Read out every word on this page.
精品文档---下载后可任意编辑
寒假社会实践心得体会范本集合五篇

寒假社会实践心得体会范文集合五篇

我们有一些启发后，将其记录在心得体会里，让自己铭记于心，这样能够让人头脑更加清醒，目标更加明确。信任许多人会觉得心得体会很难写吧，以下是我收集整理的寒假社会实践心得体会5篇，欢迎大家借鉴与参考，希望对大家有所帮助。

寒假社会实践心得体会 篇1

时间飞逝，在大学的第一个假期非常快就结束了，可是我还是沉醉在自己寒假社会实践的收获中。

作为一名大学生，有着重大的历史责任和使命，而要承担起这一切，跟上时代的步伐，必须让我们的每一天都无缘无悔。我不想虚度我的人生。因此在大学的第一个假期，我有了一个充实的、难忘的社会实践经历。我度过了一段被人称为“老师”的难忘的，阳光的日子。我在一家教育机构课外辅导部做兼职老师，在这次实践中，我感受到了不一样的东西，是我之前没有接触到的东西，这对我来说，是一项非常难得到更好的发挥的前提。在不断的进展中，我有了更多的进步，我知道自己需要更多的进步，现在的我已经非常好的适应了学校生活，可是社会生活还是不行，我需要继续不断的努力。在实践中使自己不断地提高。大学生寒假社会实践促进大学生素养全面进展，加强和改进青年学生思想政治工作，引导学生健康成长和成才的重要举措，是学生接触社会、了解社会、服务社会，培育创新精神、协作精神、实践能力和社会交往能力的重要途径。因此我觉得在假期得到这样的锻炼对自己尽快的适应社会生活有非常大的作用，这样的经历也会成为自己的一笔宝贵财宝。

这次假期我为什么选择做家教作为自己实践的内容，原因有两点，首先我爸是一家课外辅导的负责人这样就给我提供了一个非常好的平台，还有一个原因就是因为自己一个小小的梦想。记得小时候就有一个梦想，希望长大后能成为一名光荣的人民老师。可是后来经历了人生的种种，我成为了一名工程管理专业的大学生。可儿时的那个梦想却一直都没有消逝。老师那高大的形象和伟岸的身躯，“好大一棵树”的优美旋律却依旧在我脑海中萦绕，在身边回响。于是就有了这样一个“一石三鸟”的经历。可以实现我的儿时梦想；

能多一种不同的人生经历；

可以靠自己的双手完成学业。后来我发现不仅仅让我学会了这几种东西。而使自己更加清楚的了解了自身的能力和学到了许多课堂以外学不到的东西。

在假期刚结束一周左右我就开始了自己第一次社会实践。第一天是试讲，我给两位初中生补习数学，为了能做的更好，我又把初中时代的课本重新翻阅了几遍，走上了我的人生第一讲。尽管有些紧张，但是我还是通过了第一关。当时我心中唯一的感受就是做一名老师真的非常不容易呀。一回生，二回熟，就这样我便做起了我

__DO THIS__. Write out every entry verbatim.

__TASK ANSWER__.
Read out every word on this page.
精品文档---下载后可任意编辑
寒假社会实践心得体会范本集合五篇

寒假社会实践心得体会范文集合五篇

我们有一些启发后，将其记录在心得体会里，让自己铭记于心，这样能够让人头脑更加清醒，目标更加明确。信任许多人会觉得心得体会很难写吧，以下是我收集整理的寒假社会实践心得体会5篇，欢迎大家借鉴与参考，希望对大家有所帮助。

寒假社会实践心得体会 篇1

时间飞逝，在大学的第一个假期非常快就结束了，可是我还是沉醉在自己寒假社会实践的收获中。

作为一名大学生，有着重大的历史责任和使命，而要承担起这一切，跟上时代的步伐，必须让我们的每一天都无缘无悔。我不想虚度我的人生。因此在大学的第一个假期，我有了一个充实的、难忘的社会实践经历。我度过了一段被人称为“老师”的难忘的，阳光的日子。我在一家教育机构课外辅导部做兼职老师，在这次实践中，我感受到了不一样的东西，是我之前没有接触到的东西，这对我来说，是一项非常难得到更好的发挥的前提。在不断的进展中，我有了更多的进步，我知道自己需要更多的进步，现在的我已经非常好的适应了学校生活，可是社会生活还是不行，我需要继续不断的努力。在实践中使自己不断地提高。大学生寒假社会实践促进大学生素养全面进展，加强和改进青年学生思想政治工作，引导学生健康成长和成才的重要举措，是学生接触社会、了解社会、服务社会，培育创新精神、协作精神、实践能力和社会交往能力的重要途径。因此我觉得在假期得到这样的锻炼对自己尽快的适应社会生活有非常大的作用，这样的经历也会成为自己的一笔宝贵财宝。

这次假期我为什么选择做家教作为自己实践的内容，原因有两点，首先我爸是一家课外辅导的负责人这样就给我提供了一个非常好的平台，还有一个原因就是因为自己一个小小的梦想。记得小时候就有一个梦想，希望长大后能成为一名光荣的人民老师。可是后来经历了人生的种种，我成为了一名工程管理专业的大学生。可儿时的那个梦想却一直都没有消逝。老师那高大的形象和伟岸的身躯，“好大一棵树”的优美旋律却依旧在我脑海中萦绕，在身边回响。于是就有了这样一个“一石三鸟”的经历。可以实现我的儿时梦想；

能多一种不同的人生经历；

可以靠自己的双手完成学业。后来我发现不仅仅让我学会了这几种东西。而使自己更加清楚的了解了自身的能力和学到了许多课堂以外学不到的东西。

在假期刚结束一周左右我就开始了自己第一次社会实践。第一天是试讲，我给两位初中生补习数学，为了能做的更好，我又把初中时代的课本重新翻阅了几遍，走上了我的人生第一讲。尽管有些紧张，但是我还是通过了第一关。当时我心中唯一的感受就是做一名老师真的非常不容易呀。一回生，二回熟，就这样我便做起了我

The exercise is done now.